## Exercise
Make an exact copy of the entries, and keep any pictures out of it.

## Task inputs
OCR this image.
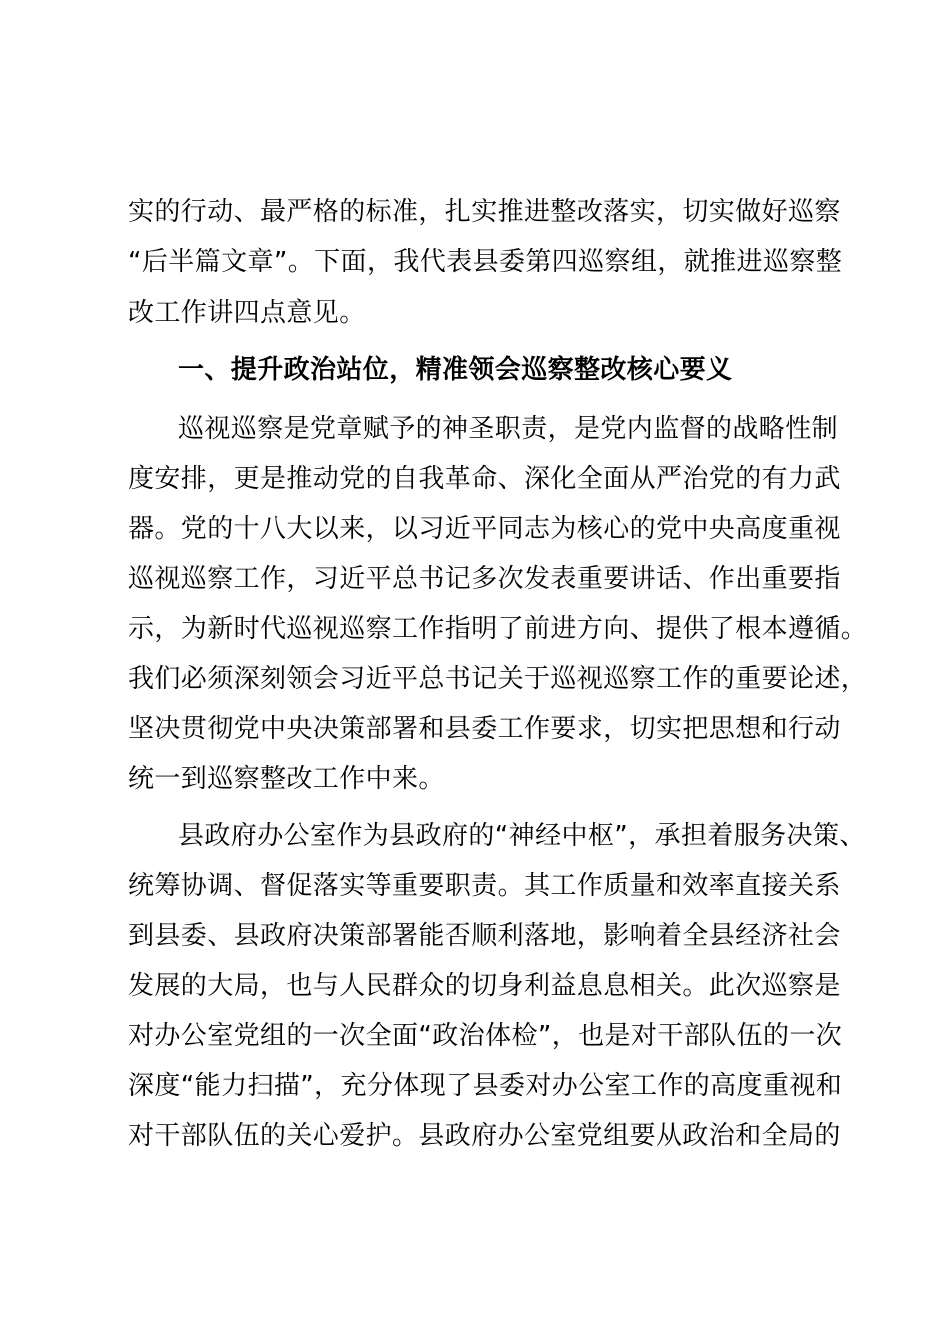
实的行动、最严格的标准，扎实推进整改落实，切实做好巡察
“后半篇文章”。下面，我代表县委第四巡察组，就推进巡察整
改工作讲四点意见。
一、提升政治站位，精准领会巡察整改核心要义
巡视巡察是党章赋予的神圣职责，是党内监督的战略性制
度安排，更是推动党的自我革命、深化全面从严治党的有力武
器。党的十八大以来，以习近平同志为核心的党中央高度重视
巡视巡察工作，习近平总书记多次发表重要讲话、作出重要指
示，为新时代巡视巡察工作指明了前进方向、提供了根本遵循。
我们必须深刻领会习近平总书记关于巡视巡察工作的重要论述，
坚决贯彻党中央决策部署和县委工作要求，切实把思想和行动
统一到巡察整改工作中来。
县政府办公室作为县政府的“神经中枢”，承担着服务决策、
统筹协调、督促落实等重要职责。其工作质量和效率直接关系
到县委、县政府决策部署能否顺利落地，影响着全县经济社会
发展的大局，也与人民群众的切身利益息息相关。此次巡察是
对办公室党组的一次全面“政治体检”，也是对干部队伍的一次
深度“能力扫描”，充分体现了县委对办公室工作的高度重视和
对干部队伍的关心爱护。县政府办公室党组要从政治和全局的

## Task solution
OCR this image.
实的行动、最严格的标准，扎实推进整改落实，切实做好巡察
“后半篇文章”。下面，我代表县委第四巡察组，就推进巡察整
改工作讲四点意见。
一、提升政治站位，精准领会巡察整改核心要义
巡视巡察是党章赋予的神圣职责，是党内监督的战略性制
度安排，更是推动党的自我革命、深化全面从严治党的有力武
器。党的十八大以来，以习近平同志为核心的党中央高度重视
巡视巡察工作，习近平总书记多次发表重要讲话、作出重要指
示，为新时代巡视巡察工作指明了前进方向、提供了根本遵循。
我们必须深刻领会习近平总书记关于巡视巡察工作的重要论述，
坚决贯彻党中央决策部署和县委工作要求，切实把思想和行动
统一到巡察整改工作中来。
县政府办公室作为县政府的“神经中枢”，承担着服务决策、
统筹协调、督促落实等重要职责。其工作质量和效率直接关系
到县委、县政府决策部署能否顺利落地，影响着全县经济社会
发展的大局，也与人民群众的切身利益息息相关。此次巡察是
对办公室党组的一次全面“政治体检”，也是对干部队伍的一次
深度“能力扫描”，充分体现了县委对办公室工作的高度重视和
对干部队伍的关心爱护。县政府办公室党组要从政治和全局的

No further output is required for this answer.